» Problem description
Only the number is wanted: how many lines of these entries contain the word "бюджетным"?

::: Data in this exercise :::

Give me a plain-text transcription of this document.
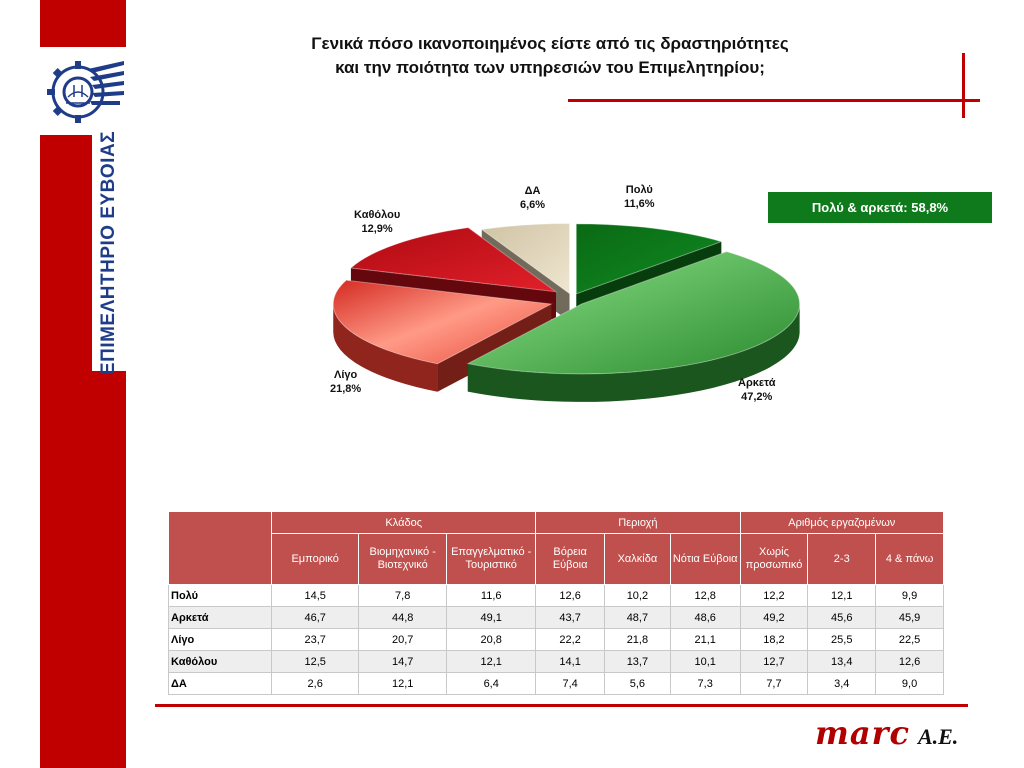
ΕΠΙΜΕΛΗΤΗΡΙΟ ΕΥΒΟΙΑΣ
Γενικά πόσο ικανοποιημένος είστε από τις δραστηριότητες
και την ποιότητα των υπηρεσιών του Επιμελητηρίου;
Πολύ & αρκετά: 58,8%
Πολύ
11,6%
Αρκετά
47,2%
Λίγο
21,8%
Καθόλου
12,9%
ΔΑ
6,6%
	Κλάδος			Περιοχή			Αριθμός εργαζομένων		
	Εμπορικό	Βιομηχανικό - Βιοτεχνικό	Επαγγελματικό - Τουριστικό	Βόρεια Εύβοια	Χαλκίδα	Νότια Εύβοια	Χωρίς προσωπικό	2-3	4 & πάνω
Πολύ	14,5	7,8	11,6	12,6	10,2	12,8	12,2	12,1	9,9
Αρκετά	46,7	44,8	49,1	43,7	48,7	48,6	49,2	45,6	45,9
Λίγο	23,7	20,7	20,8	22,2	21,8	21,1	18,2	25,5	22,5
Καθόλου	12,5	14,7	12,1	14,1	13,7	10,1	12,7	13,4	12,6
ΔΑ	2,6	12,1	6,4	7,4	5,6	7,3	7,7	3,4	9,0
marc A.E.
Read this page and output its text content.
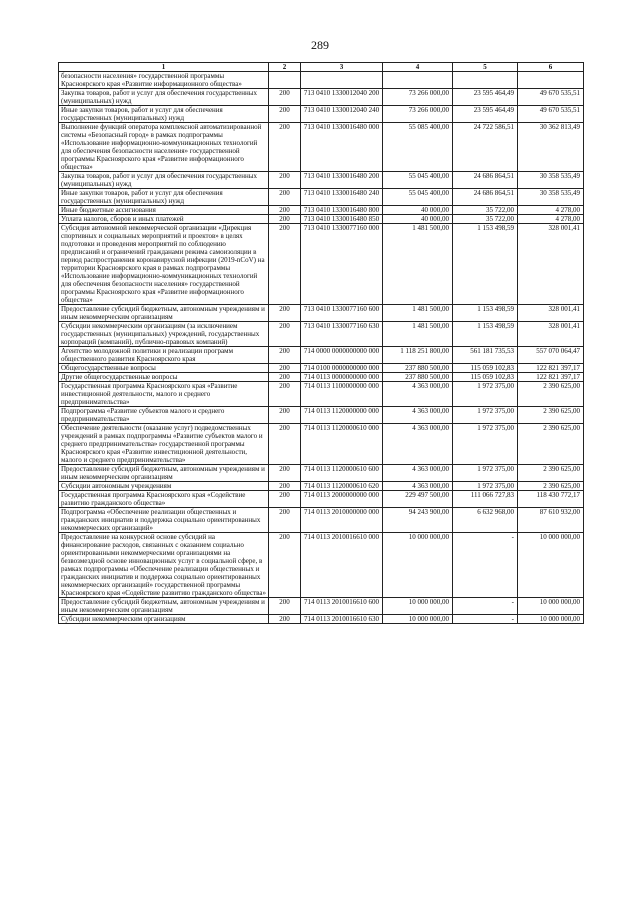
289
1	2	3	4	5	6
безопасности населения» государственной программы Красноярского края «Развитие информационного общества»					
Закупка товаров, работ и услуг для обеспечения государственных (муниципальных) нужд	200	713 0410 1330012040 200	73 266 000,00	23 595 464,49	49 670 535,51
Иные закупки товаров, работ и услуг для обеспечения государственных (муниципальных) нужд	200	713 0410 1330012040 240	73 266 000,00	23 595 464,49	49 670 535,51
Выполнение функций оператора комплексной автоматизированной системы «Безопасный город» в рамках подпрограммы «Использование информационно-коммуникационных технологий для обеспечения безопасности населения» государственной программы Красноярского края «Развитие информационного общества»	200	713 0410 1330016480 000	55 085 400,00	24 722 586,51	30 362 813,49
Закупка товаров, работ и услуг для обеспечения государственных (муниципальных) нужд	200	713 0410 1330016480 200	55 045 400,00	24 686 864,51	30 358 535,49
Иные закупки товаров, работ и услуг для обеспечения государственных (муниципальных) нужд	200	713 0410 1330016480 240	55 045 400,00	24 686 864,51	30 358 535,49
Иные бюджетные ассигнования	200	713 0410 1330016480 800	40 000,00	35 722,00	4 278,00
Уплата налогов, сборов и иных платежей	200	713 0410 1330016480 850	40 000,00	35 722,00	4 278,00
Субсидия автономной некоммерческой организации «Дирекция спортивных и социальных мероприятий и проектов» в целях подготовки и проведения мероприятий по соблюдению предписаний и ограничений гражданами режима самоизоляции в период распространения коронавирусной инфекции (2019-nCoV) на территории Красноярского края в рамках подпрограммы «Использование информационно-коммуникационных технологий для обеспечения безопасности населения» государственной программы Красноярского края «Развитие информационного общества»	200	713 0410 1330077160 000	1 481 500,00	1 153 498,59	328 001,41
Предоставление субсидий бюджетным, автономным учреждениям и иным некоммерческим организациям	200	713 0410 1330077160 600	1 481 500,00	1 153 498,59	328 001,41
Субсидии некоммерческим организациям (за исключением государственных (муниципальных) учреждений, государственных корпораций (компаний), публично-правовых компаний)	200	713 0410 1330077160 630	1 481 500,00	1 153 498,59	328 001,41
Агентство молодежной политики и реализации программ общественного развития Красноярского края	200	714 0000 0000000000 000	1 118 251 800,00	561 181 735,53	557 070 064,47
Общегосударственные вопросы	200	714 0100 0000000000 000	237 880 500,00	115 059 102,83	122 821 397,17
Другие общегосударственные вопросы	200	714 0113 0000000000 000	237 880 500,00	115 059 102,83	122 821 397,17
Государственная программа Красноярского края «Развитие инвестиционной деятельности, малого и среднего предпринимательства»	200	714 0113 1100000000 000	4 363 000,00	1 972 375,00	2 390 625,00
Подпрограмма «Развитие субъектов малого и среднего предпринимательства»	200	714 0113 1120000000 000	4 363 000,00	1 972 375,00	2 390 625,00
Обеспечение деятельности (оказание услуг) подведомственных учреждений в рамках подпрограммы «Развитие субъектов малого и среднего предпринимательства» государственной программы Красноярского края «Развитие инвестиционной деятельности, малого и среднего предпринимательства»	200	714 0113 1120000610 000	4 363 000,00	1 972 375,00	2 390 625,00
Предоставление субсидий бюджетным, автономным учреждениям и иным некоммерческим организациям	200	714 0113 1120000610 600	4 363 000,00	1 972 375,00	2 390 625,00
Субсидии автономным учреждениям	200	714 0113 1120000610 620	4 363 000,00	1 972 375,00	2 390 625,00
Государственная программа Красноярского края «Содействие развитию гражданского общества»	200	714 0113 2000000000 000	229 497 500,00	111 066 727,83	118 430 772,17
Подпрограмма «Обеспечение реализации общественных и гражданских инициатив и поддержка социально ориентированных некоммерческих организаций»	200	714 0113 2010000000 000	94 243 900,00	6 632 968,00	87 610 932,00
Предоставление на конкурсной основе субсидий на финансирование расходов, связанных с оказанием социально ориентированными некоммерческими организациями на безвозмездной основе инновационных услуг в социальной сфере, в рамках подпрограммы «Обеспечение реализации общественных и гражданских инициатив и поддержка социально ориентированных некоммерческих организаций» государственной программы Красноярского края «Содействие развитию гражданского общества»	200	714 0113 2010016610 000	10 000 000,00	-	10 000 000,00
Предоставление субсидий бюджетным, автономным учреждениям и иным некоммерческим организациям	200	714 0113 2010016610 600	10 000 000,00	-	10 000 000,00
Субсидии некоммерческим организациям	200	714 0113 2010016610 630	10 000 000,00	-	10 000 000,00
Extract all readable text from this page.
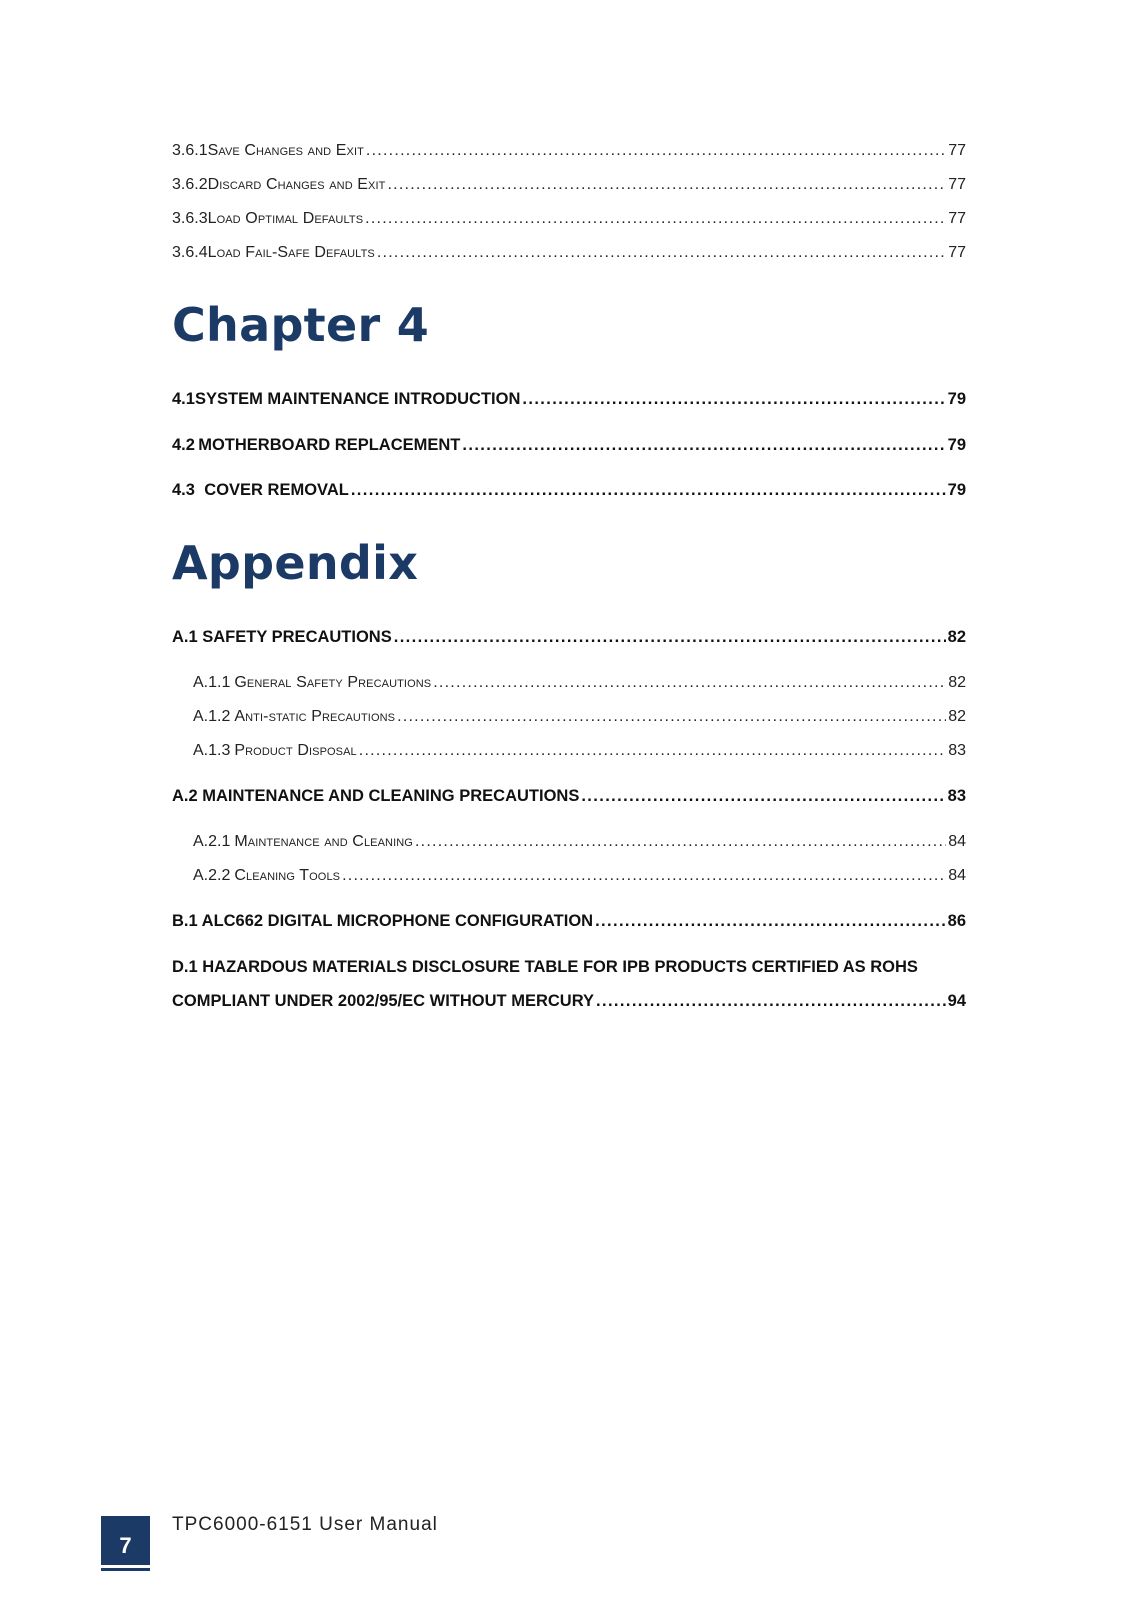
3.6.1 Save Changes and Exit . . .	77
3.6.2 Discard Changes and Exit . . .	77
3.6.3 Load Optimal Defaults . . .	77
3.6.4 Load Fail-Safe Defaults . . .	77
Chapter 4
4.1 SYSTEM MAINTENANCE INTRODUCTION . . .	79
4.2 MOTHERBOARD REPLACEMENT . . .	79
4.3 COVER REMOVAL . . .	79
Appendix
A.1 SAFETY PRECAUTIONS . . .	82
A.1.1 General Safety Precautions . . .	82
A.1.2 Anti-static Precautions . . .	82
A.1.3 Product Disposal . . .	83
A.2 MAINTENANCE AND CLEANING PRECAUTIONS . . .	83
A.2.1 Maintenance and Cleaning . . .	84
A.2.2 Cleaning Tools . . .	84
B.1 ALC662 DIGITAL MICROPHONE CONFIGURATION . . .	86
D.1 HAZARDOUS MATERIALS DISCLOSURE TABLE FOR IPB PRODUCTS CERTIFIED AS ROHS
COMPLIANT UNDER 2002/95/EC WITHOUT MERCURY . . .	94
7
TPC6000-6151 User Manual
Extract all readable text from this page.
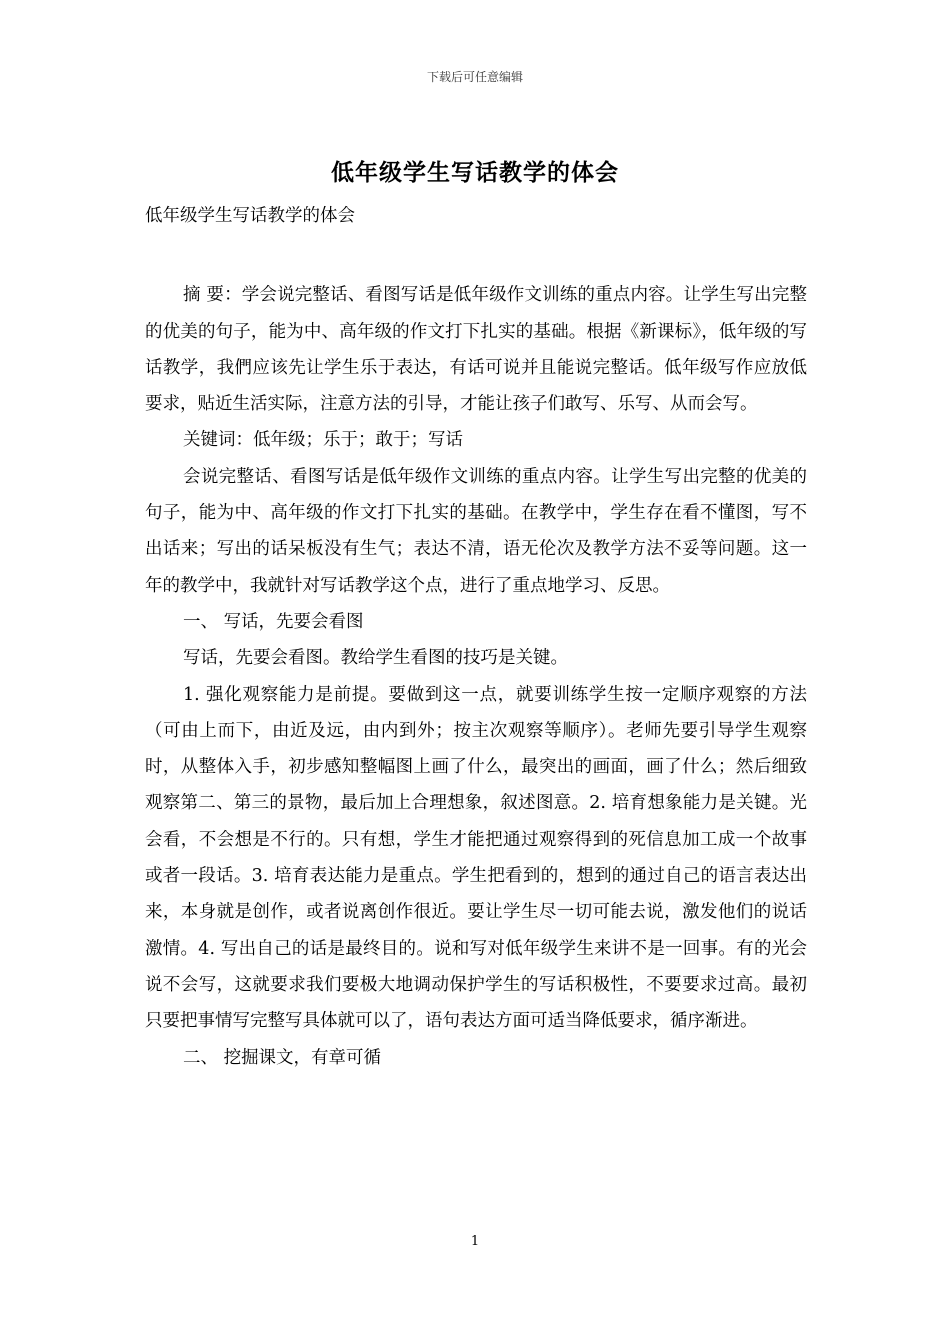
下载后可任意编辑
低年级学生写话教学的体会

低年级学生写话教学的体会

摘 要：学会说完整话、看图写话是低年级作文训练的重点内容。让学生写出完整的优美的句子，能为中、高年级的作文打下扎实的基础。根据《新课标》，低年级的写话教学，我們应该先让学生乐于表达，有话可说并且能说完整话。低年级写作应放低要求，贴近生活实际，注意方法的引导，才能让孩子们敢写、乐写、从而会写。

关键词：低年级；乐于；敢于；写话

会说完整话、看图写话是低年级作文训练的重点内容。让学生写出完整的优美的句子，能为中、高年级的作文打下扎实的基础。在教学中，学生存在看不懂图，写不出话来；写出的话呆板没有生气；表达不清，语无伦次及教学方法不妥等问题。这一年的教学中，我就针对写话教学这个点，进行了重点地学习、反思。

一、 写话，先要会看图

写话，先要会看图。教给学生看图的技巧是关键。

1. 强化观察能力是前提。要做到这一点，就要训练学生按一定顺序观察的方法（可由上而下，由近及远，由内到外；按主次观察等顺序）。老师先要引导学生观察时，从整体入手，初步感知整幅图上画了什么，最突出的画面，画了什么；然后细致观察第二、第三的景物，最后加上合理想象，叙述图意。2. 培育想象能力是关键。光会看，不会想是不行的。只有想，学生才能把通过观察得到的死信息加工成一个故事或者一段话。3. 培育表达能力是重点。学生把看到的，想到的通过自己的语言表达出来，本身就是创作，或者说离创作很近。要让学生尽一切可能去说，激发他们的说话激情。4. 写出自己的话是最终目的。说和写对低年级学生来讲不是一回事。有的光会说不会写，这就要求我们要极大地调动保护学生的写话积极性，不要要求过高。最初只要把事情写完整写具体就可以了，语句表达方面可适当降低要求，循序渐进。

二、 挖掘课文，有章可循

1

:::

» Result of this task
3